▶ Exercise requirements
State the number of lines that include the string "JSON", and write nothing else.

☆ ☆ ☆

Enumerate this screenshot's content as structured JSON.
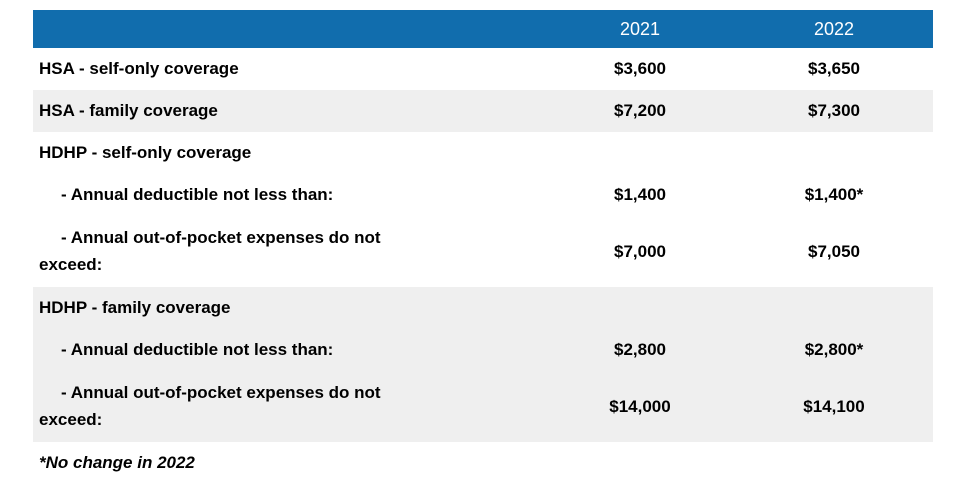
{
  "colors": {
    "header_bg": "#116dad",
    "header_text": "#ffffff",
    "row_alt_bg": "#efefef"
  },
  "table": {
    "header": {
      "label_col": "",
      "col_2021": "2021",
      "col_2022": "2022"
    },
    "rows": [
      {
        "label": "HSA - self-only coverage",
        "v2021": "$3,600",
        "v2022": "$3,650",
        "alt": false,
        "sub": false
      },
      {
        "label": "HSA - family coverage",
        "v2021": "$7,200",
        "v2022": "$7,300",
        "alt": true,
        "sub": false
      },
      {
        "label": "HDHP - self-only coverage",
        "v2021": "",
        "v2022": "",
        "alt": false,
        "sub": false
      },
      {
        "label": "- Annual deductible not less than:",
        "v2021": "$1,400",
        "v2022": "$1,400*",
        "alt": false,
        "sub": true
      },
      {
        "label": "- Annual out-of-pocket expenses do not\nexceed:",
        "v2021": "$7,000",
        "v2022": "$7,050",
        "alt": false,
        "sub": true
      },
      {
        "label": "HDHP - family coverage",
        "v2021": "",
        "v2022": "",
        "alt": true,
        "sub": false
      },
      {
        "label": "- Annual deductible not less than:",
        "v2021": "$2,800",
        "v2022": "$2,800*",
        "alt": true,
        "sub": true
      },
      {
        "label": "- Annual out-of-pocket expenses do not\nexceed:",
        "v2021": "$14,000",
        "v2022": "$14,100",
        "alt": true,
        "sub": true
      }
    ]
  },
  "footnote": "*No change in 2022"
}
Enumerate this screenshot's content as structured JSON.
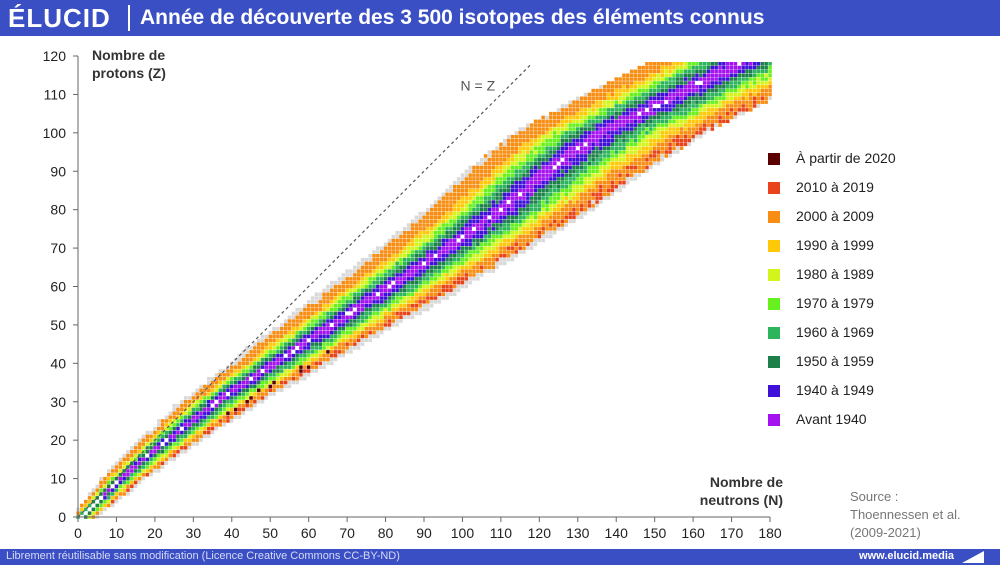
{
  "header": {
    "logo": "ÉLUCID",
    "title": "Année de découverte des 3 500 isotopes des éléments connus"
  },
  "footer": {
    "license": "Librement réutilisable sans modification (Licence Creative Commons CC-BY-ND)",
    "url": "www.elucid.media"
  },
  "source": {
    "line1": "Source :",
    "line2": "Thoennessen et al.",
    "line3": "(2009-2021)"
  },
  "colors": {
    "header_bg": "#3b4fc4",
    "unknown_gray": "#d9d9d9"
  },
  "legend": [
    {
      "label": "À partir de 2020",
      "color": "#5a0000"
    },
    {
      "label": "2010 à 2019",
      "color": "#e8431a"
    },
    {
      "label": "2000 à 2009",
      "color": "#f78d12"
    },
    {
      "label": "1990 à 1999",
      "color": "#ffc909"
    },
    {
      "label": "1980 à 1989",
      "color": "#d4f51c"
    },
    {
      "label": "1970 à 1979",
      "color": "#66f01e"
    },
    {
      "label": "1960 à 1969",
      "color": "#2db55d"
    },
    {
      "label": "1950 à 1959",
      "color": "#1d7f4a"
    },
    {
      "label": "1940 à 1949",
      "color": "#3f10d8"
    },
    {
      "label": "Avant 1940",
      "color": "#a413ef"
    }
  ],
  "chart_data": {
    "type": "heatmap",
    "xlabel": [
      "Nombre de",
      "neutrons (N)"
    ],
    "ylabel": [
      "Nombre de",
      "protons (Z)"
    ],
    "xlim": [
      0,
      180
    ],
    "ylim": [
      0,
      120
    ],
    "xticks": [
      0,
      10,
      20,
      30,
      40,
      50,
      60,
      70,
      80,
      90,
      100,
      110,
      120,
      130,
      140,
      150,
      160,
      170,
      180
    ],
    "yticks": [
      0,
      10,
      20,
      30,
      40,
      50,
      60,
      70,
      80,
      90,
      100,
      110,
      120
    ],
    "reference_line": {
      "label": "N = Z",
      "from": [
        0,
        0
      ],
      "to": [
        118,
        118
      ]
    },
    "valley_of_stability_N_center": [
      [
        0,
        1
      ],
      [
        10,
        11
      ],
      [
        20,
        23
      ],
      [
        30,
        36
      ],
      [
        40,
        51
      ],
      [
        50,
        66
      ],
      [
        60,
        81
      ],
      [
        70,
        96
      ],
      [
        80,
        110
      ],
      [
        90,
        122
      ],
      [
        100,
        136
      ],
      [
        110,
        156
      ],
      [
        118,
        172
      ]
    ],
    "band_layers_from_center": [
      "Avant 1940",
      "1940 à 1949",
      "1950 à 1959",
      "1960 à 1969",
      "1970 à 1979",
      "1980 à 1989",
      "1990 à 1999",
      "2000 à 2009",
      "2010 à 2019",
      "À partir de 2020"
    ]
  }
}
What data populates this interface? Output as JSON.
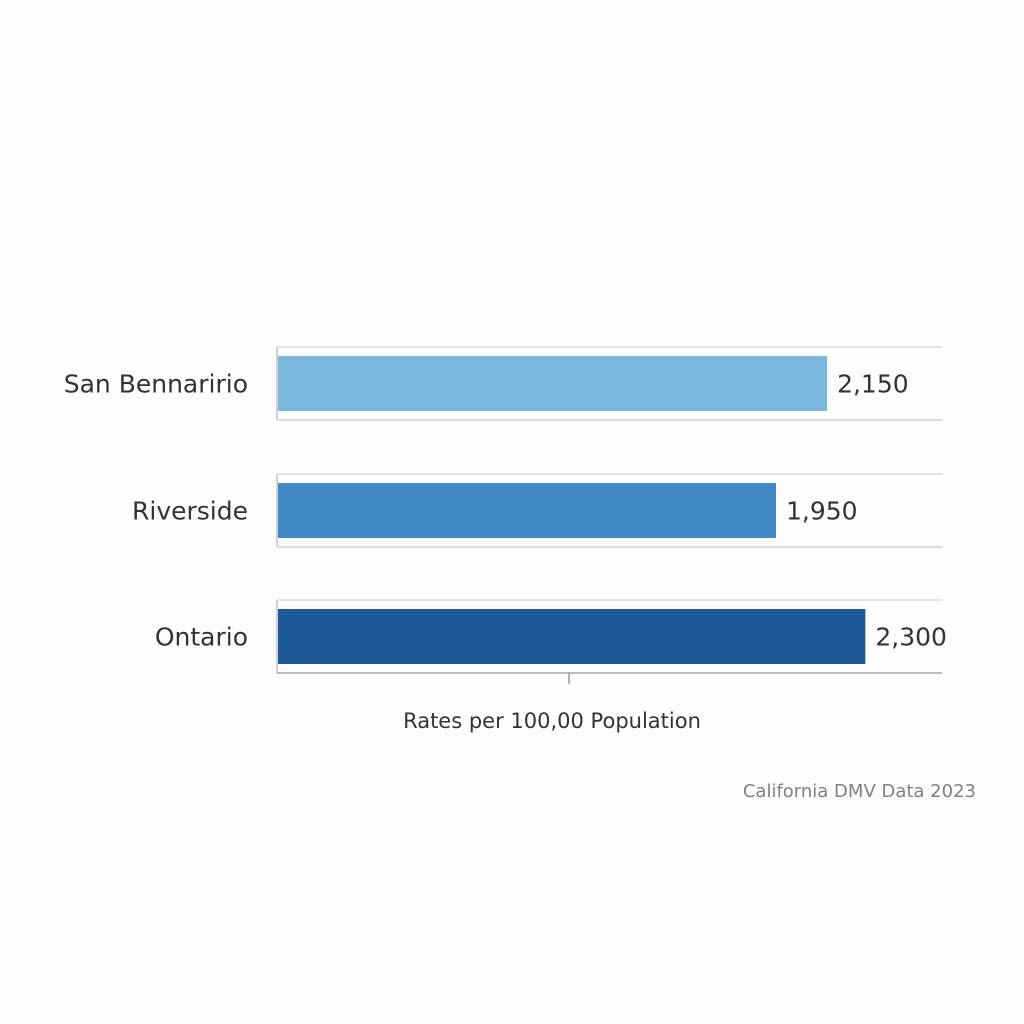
{
  "chart_data": {
    "type": "bar",
    "orientation": "horizontal",
    "categories": [
      "San Bennaririo",
      "Riverside",
      "Ontario"
    ],
    "values": [
      2150,
      1950,
      2300
    ],
    "value_labels": [
      "2,150",
      "1,950",
      "2,300"
    ],
    "colors": [
      "#7ab8e0",
      "#4189c7",
      "#1e5a98"
    ],
    "title": "",
    "xlabel": "Rates per 100,00 Population",
    "ylabel": "",
    "xlim": [
      0,
      2600
    ],
    "grid": false,
    "legend": "none",
    "source": "California DMV Data 2023"
  }
}
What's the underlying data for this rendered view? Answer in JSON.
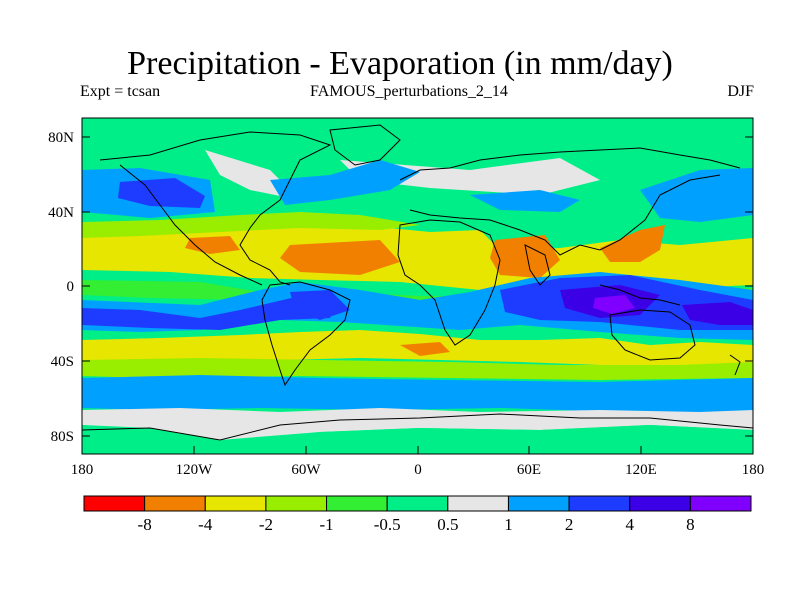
{
  "title": "Precipitation - Evaporation (in mm/day)",
  "subtitle_left": "Expt = tcsan",
  "subtitle_center": "FAMOUS_perturbations_2_14",
  "subtitle_right": "DJF",
  "lat_labels": [
    "80N",
    "40N",
    "0",
    "40S",
    "80S"
  ],
  "lon_labels": [
    "180",
    "120W",
    "60W",
    "0",
    "60E",
    "120E",
    "180"
  ],
  "colorbar": {
    "labels": [
      "-8",
      "-4",
      "-2",
      "-1",
      "-0.5",
      "0.5",
      "1",
      "2",
      "4",
      "8"
    ],
    "colors": [
      "#ff0000",
      "#f28000",
      "#e6e600",
      "#99ee00",
      "#33ee33",
      "#00ee88",
      "#e6e6e6",
      "#00a0ff",
      "#1e3cff",
      "#3c00e6",
      "#8000ff"
    ]
  },
  "palette": {
    "red": "#ff0000",
    "orange": "#f28000",
    "yellow": "#e6e600",
    "lime": "#99ee00",
    "green": "#33ee33",
    "teal": "#00ee88",
    "gray": "#e6e6e6",
    "lightblue": "#00a0ff",
    "blue": "#1e3cff",
    "indigo": "#3c00e6",
    "purple": "#8000ff"
  }
}
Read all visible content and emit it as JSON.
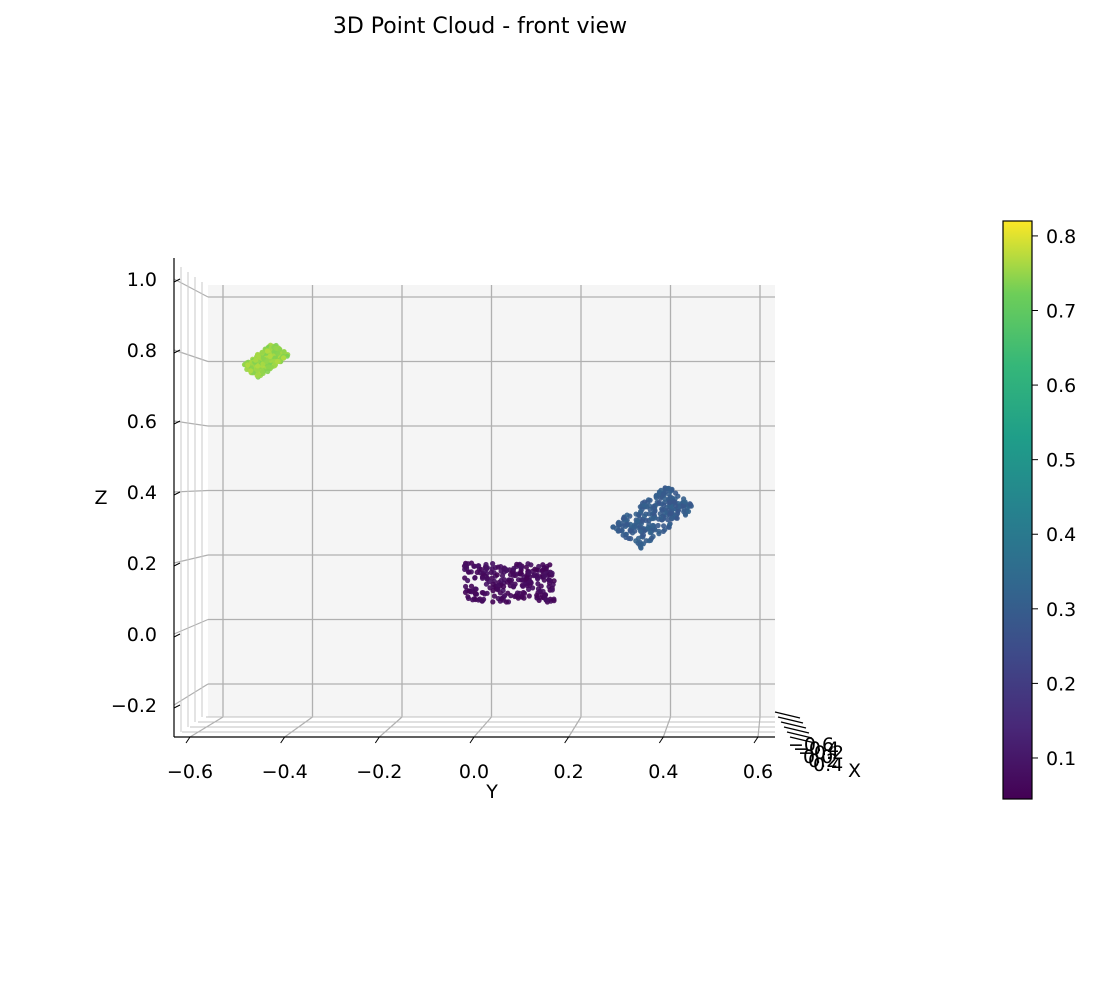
{
  "chart_data": {
    "type": "scatter",
    "title": "3D Point Cloud - front view",
    "xlabel": "Y",
    "ylabel": "Z",
    "zlabel": "X",
    "view": "front",
    "x_axis": {
      "label": "Y",
      "ticks": [
        "−0.6",
        "−0.4",
        "−0.2",
        "0.0",
        "0.2",
        "0.4",
        "0.6"
      ],
      "tick_values": [
        -0.6,
        -0.4,
        -0.2,
        0.0,
        0.2,
        0.4,
        0.6
      ],
      "lim": [
        -0.64,
        0.64
      ]
    },
    "y_axis": {
      "label": "Z",
      "ticks": [
        "−0.2",
        "0.0",
        "0.2",
        "0.4",
        "0.6",
        "0.8",
        "1.0"
      ],
      "tick_values": [
        -0.2,
        0.0,
        0.2,
        0.4,
        0.6,
        0.8,
        1.0
      ],
      "lim": [
        -0.32,
        1.05
      ]
    },
    "depth_axis": {
      "label": "X",
      "ticks": [
        "−0.6",
        "−0.4",
        "−0.2",
        "0.0",
        "0.2",
        "0.4"
      ]
    },
    "grid": true,
    "pane_color": "#f5f5f5",
    "colormap": "viridis",
    "colorbar": {
      "ticks": [
        "0.1",
        "0.2",
        "0.3",
        "0.4",
        "0.5",
        "0.6",
        "0.7",
        "0.8"
      ],
      "tick_values": [
        0.1,
        0.2,
        0.3,
        0.4,
        0.5,
        0.6,
        0.7,
        0.8
      ],
      "range": [
        0.045,
        0.82
      ]
    },
    "clusters": [
      {
        "name": "",
        "y_range": [
          -0.02,
          0.17
        ],
        "z_range": [
          0.09,
          0.2
        ],
        "color_value": 0.07,
        "shape": "box"
      },
      {
        "name": "",
        "y_range": [
          0.29,
          0.47
        ],
        "z_range": [
          0.24,
          0.42
        ],
        "color_value": 0.3,
        "shape": "slanted"
      },
      {
        "name": "",
        "y_range": [
          -0.49,
          -0.39
        ],
        "z_range": [
          0.72,
          0.82
        ],
        "color_value": 0.75,
        "shape": "slanted"
      }
    ]
  }
}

☆ ☆ ☆

▶ Expected output
5